[START]

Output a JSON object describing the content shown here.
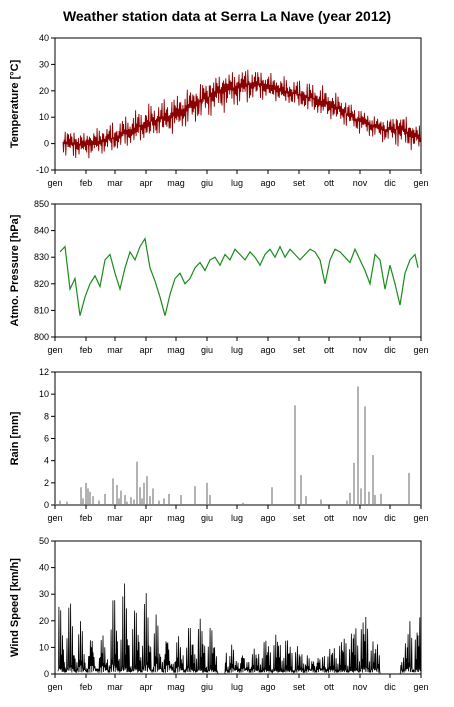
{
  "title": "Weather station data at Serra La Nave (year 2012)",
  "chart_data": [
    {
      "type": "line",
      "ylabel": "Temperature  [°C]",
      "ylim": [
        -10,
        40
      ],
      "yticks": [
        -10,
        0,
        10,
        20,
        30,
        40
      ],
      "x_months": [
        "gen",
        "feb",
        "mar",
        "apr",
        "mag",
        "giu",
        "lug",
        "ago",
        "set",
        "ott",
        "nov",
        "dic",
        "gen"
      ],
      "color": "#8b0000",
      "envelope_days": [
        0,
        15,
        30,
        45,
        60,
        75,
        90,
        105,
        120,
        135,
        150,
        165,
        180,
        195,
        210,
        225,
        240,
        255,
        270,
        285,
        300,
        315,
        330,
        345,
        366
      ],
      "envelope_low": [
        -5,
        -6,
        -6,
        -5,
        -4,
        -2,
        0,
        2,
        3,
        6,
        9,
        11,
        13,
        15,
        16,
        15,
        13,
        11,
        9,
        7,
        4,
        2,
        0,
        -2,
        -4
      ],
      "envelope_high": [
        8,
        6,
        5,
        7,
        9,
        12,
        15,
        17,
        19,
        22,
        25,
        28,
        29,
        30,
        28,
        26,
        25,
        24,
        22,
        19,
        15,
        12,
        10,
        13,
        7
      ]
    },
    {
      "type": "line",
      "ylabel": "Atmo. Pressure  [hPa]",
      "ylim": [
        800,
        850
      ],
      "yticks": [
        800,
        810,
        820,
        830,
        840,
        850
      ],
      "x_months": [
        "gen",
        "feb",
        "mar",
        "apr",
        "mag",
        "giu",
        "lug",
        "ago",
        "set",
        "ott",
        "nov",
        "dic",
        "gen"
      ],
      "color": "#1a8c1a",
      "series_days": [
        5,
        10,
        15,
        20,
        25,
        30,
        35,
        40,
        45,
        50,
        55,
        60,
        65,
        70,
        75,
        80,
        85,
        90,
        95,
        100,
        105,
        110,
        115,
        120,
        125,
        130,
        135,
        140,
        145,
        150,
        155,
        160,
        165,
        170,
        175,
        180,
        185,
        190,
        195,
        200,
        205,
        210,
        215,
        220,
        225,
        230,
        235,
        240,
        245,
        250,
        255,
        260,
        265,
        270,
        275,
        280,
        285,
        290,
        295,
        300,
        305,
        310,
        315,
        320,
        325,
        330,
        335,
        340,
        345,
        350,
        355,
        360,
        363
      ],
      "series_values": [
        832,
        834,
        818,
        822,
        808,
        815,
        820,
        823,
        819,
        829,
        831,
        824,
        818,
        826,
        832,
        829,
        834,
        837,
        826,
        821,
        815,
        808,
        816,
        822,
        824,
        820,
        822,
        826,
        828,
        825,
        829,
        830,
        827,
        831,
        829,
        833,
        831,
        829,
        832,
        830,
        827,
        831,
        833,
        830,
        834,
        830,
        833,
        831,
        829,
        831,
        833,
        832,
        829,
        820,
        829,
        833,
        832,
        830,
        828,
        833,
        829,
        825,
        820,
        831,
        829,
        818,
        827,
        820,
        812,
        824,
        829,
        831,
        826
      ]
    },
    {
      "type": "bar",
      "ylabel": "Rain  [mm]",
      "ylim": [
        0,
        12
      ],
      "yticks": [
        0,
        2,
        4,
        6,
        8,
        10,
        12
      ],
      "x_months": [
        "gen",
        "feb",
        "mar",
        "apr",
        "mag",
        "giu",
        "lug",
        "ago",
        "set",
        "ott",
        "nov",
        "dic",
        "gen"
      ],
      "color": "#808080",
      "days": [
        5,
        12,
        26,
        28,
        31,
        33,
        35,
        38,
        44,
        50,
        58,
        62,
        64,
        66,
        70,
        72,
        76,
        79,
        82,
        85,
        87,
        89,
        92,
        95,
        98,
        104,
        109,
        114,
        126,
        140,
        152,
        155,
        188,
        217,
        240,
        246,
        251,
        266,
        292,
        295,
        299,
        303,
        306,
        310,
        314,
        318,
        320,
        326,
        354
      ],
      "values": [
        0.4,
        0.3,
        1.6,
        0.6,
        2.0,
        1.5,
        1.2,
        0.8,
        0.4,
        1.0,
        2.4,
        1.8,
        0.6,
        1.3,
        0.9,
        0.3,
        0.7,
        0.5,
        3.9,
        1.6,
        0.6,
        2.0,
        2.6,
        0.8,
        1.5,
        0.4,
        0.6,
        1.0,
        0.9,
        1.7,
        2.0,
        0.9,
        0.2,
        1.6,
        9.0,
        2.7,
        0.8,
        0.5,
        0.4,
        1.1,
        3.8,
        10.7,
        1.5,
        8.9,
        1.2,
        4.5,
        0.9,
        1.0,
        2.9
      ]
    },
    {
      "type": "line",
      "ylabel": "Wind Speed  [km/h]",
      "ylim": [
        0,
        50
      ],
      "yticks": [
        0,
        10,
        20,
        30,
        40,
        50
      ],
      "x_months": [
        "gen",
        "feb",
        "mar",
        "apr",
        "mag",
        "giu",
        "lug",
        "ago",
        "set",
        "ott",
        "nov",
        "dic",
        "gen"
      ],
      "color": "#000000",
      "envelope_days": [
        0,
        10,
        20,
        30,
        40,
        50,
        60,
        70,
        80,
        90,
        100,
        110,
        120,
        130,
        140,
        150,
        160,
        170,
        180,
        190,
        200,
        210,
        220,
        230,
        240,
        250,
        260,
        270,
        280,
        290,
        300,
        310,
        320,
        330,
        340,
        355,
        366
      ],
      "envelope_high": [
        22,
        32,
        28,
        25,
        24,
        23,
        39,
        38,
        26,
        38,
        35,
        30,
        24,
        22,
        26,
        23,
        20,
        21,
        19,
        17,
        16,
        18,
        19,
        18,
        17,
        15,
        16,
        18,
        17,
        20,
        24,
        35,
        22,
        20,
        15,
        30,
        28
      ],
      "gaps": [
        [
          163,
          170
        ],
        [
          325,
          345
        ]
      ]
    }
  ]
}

[END]

• _Request_:
Leave out the pictures, and give all the records again exactly.

• _Result of the exercise_:
Output a JSON object describing the content shown here.
{
  "title": "Weather station data at Serra La Nave (year 2012)",
  "chart_data": [
    {
      "type": "line",
      "ylabel": "Temperature  [°C]",
      "ylim": [
        -10,
        40
      ],
      "yticks": [
        -10,
        0,
        10,
        20,
        30,
        40
      ],
      "x_months": [
        "gen",
        "feb",
        "mar",
        "apr",
        "mag",
        "giu",
        "lug",
        "ago",
        "set",
        "ott",
        "nov",
        "dic",
        "gen"
      ],
      "color": "#8b0000",
      "envelope_days": [
        0,
        15,
        30,
        45,
        60,
        75,
        90,
        105,
        120,
        135,
        150,
        165,
        180,
        195,
        210,
        225,
        240,
        255,
        270,
        285,
        300,
        315,
        330,
        345,
        366
      ],
      "envelope_low": [
        -5,
        -6,
        -6,
        -5,
        -4,
        -2,
        0,
        2,
        3,
        6,
        9,
        11,
        13,
        15,
        16,
        15,
        13,
        11,
        9,
        7,
        4,
        2,
        0,
        -2,
        -4
      ],
      "envelope_high": [
        8,
        6,
        5,
        7,
        9,
        12,
        15,
        17,
        19,
        22,
        25,
        28,
        29,
        30,
        28,
        26,
        25,
        24,
        22,
        19,
        15,
        12,
        10,
        13,
        7
      ]
    },
    {
      "type": "line",
      "ylabel": "Atmo. Pressure  [hPa]",
      "ylim": [
        800,
        850
      ],
      "yticks": [
        800,
        810,
        820,
        830,
        840,
        850
      ],
      "x_months": [
        "gen",
        "feb",
        "mar",
        "apr",
        "mag",
        "giu",
        "lug",
        "ago",
        "set",
        "ott",
        "nov",
        "dic",
        "gen"
      ],
      "color": "#1a8c1a",
      "series_days": [
        5,
        10,
        15,
        20,
        25,
        30,
        35,
        40,
        45,
        50,
        55,
        60,
        65,
        70,
        75,
        80,
        85,
        90,
        95,
        100,
        105,
        110,
        115,
        120,
        125,
        130,
        135,
        140,
        145,
        150,
        155,
        160,
        165,
        170,
        175,
        180,
        185,
        190,
        195,
        200,
        205,
        210,
        215,
        220,
        225,
        230,
        235,
        240,
        245,
        250,
        255,
        260,
        265,
        270,
        275,
        280,
        285,
        290,
        295,
        300,
        305,
        310,
        315,
        320,
        325,
        330,
        335,
        340,
        345,
        350,
        355,
        360,
        363
      ],
      "series_values": [
        832,
        834,
        818,
        822,
        808,
        815,
        820,
        823,
        819,
        829,
        831,
        824,
        818,
        826,
        832,
        829,
        834,
        837,
        826,
        821,
        815,
        808,
        816,
        822,
        824,
        820,
        822,
        826,
        828,
        825,
        829,
        830,
        827,
        831,
        829,
        833,
        831,
        829,
        832,
        830,
        827,
        831,
        833,
        830,
        834,
        830,
        833,
        831,
        829,
        831,
        833,
        832,
        829,
        820,
        829,
        833,
        832,
        830,
        828,
        833,
        829,
        825,
        820,
        831,
        829,
        818,
        827,
        820,
        812,
        824,
        829,
        831,
        826
      ]
    },
    {
      "type": "bar",
      "ylabel": "Rain  [mm]",
      "ylim": [
        0,
        12
      ],
      "yticks": [
        0,
        2,
        4,
        6,
        8,
        10,
        12
      ],
      "x_months": [
        "gen",
        "feb",
        "mar",
        "apr",
        "mag",
        "giu",
        "lug",
        "ago",
        "set",
        "ott",
        "nov",
        "dic",
        "gen"
      ],
      "color": "#808080",
      "days": [
        5,
        12,
        26,
        28,
        31,
        33,
        35,
        38,
        44,
        50,
        58,
        62,
        64,
        66,
        70,
        72,
        76,
        79,
        82,
        85,
        87,
        89,
        92,
        95,
        98,
        104,
        109,
        114,
        126,
        140,
        152,
        155,
        188,
        217,
        240,
        246,
        251,
        266,
        292,
        295,
        299,
        303,
        306,
        310,
        314,
        318,
        320,
        326,
        354
      ],
      "values": [
        0.4,
        0.3,
        1.6,
        0.6,
        2.0,
        1.5,
        1.2,
        0.8,
        0.4,
        1.0,
        2.4,
        1.8,
        0.6,
        1.3,
        0.9,
        0.3,
        0.7,
        0.5,
        3.9,
        1.6,
        0.6,
        2.0,
        2.6,
        0.8,
        1.5,
        0.4,
        0.6,
        1.0,
        0.9,
        1.7,
        2.0,
        0.9,
        0.2,
        1.6,
        9.0,
        2.7,
        0.8,
        0.5,
        0.4,
        1.1,
        3.8,
        10.7,
        1.5,
        8.9,
        1.2,
        4.5,
        0.9,
        1.0,
        2.9
      ]
    },
    {
      "type": "line",
      "ylabel": "Wind Speed  [km/h]",
      "ylim": [
        0,
        50
      ],
      "yticks": [
        0,
        10,
        20,
        30,
        40,
        50
      ],
      "x_months": [
        "gen",
        "feb",
        "mar",
        "apr",
        "mag",
        "giu",
        "lug",
        "ago",
        "set",
        "ott",
        "nov",
        "dic",
        "gen"
      ],
      "color": "#000000",
      "envelope_days": [
        0,
        10,
        20,
        30,
        40,
        50,
        60,
        70,
        80,
        90,
        100,
        110,
        120,
        130,
        140,
        150,
        160,
        170,
        180,
        190,
        200,
        210,
        220,
        230,
        240,
        250,
        260,
        270,
        280,
        290,
        300,
        310,
        320,
        330,
        340,
        355,
        366
      ],
      "envelope_high": [
        22,
        32,
        28,
        25,
        24,
        23,
        39,
        38,
        26,
        38,
        35,
        30,
        24,
        22,
        26,
        23,
        20,
        21,
        19,
        17,
        16,
        18,
        19,
        18,
        17,
        15,
        16,
        18,
        17,
        20,
        24,
        35,
        22,
        20,
        15,
        30,
        28
      ],
      "gaps": [
        [
          163,
          170
        ],
        [
          325,
          345
        ]
      ]
    }
  ]
}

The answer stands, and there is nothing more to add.